__TO DO__
Select all lines holding the word "caption" from the entries that follow.

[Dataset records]

# # #

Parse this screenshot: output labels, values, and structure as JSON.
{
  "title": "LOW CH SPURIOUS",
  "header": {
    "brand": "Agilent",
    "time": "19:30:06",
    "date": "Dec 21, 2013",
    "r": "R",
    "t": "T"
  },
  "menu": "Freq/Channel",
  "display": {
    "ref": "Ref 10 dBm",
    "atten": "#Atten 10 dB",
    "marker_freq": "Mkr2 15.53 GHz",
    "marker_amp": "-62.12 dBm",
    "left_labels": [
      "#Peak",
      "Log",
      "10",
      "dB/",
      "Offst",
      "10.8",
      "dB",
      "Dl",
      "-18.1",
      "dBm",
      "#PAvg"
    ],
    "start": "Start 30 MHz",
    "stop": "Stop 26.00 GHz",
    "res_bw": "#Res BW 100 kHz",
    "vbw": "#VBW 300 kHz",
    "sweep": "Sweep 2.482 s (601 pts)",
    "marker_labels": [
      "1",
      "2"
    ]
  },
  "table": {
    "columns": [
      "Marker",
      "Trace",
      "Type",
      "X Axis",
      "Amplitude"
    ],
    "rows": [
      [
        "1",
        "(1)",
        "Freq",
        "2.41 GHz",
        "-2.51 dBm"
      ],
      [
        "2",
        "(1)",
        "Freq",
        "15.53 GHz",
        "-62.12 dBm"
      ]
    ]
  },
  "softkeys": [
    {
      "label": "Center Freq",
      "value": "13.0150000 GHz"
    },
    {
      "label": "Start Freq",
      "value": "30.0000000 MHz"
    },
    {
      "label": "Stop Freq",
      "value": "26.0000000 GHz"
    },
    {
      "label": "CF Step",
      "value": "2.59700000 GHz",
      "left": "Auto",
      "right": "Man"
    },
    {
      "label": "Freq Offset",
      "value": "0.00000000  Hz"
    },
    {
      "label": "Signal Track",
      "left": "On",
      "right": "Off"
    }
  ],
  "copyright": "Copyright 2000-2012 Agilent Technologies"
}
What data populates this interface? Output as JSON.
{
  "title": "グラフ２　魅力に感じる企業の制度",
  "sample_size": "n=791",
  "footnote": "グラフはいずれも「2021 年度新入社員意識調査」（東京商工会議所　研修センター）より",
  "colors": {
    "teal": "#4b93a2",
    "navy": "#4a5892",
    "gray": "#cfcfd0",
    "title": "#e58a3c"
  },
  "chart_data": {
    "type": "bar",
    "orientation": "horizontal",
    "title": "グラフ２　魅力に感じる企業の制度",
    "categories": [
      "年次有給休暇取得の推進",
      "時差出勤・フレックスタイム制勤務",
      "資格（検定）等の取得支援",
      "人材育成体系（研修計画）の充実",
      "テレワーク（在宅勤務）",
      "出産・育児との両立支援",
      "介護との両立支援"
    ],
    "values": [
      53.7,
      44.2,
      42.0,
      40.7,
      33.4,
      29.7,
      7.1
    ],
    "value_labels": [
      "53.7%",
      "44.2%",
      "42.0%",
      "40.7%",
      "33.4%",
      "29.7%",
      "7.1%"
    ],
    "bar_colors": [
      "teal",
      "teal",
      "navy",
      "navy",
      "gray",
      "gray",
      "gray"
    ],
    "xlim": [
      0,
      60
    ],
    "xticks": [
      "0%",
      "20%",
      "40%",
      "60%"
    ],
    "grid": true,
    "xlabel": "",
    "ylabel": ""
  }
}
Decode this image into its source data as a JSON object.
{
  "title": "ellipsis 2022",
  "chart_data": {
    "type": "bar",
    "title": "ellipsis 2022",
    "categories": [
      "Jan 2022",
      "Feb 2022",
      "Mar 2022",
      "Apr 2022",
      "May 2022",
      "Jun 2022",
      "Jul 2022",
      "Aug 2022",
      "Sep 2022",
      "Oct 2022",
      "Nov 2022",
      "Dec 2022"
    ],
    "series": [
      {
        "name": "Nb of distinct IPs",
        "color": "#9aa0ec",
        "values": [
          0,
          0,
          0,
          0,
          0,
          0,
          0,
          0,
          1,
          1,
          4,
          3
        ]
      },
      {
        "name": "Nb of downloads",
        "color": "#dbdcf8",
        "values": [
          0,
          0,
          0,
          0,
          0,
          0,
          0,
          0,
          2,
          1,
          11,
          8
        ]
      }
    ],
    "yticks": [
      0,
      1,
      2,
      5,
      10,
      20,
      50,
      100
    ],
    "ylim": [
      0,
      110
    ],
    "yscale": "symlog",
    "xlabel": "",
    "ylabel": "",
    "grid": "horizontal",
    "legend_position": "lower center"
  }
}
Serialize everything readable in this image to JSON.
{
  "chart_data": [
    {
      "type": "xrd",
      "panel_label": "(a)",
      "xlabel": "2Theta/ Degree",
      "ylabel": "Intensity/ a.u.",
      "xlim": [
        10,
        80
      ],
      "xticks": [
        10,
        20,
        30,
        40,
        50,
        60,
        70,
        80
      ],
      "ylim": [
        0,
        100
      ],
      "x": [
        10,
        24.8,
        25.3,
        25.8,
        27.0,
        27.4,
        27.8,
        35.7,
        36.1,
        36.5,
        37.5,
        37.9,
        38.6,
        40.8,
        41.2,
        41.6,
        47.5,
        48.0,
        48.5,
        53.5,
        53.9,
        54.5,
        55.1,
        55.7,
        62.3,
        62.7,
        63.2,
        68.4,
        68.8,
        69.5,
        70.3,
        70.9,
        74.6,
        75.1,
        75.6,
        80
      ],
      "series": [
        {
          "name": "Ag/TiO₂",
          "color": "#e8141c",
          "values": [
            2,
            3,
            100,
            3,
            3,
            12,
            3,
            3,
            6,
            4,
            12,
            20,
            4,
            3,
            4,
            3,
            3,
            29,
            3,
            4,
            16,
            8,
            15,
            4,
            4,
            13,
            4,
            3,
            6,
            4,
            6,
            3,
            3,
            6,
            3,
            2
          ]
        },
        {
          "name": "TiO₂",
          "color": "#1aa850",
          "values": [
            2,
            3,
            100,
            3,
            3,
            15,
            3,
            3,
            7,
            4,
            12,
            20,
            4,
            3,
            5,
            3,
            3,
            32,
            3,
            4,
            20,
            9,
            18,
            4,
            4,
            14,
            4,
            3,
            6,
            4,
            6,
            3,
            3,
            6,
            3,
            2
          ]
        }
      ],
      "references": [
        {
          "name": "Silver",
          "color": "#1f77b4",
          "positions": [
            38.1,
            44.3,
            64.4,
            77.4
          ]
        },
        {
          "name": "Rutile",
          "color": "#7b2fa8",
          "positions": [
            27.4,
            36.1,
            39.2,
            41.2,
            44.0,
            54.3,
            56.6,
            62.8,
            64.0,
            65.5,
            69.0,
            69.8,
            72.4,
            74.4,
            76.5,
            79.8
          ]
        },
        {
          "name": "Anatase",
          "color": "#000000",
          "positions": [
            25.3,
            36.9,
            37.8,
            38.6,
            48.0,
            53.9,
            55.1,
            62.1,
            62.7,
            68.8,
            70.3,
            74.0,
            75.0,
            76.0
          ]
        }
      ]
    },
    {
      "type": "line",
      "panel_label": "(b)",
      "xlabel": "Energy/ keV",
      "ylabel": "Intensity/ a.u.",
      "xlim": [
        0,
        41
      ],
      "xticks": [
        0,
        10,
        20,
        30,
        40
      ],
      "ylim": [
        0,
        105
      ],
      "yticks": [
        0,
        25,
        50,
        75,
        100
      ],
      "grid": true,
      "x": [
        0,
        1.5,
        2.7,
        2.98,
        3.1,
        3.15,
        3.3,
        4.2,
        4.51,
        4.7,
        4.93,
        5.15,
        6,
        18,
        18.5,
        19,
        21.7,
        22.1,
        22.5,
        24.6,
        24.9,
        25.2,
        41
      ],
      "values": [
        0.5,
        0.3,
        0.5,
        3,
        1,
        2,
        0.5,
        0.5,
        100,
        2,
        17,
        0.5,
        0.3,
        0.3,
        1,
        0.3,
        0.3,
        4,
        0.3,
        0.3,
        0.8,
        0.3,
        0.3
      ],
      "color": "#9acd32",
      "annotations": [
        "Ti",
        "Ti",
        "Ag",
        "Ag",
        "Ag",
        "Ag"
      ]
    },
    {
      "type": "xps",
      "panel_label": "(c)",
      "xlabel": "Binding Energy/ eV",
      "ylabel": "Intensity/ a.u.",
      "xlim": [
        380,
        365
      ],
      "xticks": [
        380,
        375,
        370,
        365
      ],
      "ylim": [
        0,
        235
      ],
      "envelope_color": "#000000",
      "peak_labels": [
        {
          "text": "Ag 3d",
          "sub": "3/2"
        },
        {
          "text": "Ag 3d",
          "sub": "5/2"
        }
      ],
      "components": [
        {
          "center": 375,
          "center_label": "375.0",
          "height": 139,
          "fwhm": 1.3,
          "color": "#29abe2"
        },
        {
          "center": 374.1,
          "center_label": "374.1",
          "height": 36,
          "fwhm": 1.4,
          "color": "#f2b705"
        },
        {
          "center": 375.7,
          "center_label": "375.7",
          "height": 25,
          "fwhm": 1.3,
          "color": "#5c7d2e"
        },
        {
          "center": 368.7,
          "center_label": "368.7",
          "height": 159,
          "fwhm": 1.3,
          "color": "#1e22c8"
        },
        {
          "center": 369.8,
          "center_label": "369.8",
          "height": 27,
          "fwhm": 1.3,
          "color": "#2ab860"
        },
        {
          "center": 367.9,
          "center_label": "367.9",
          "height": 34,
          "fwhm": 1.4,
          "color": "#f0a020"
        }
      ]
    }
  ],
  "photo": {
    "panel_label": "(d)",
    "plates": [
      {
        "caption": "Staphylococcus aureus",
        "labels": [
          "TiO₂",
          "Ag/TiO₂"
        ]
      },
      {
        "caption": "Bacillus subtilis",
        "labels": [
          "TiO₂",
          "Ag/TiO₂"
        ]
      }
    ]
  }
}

# # #

__ANSWER FOR THE TASK__
        "caption": "Staphylococcus aureus",
        "caption": "Bacillus subtilis",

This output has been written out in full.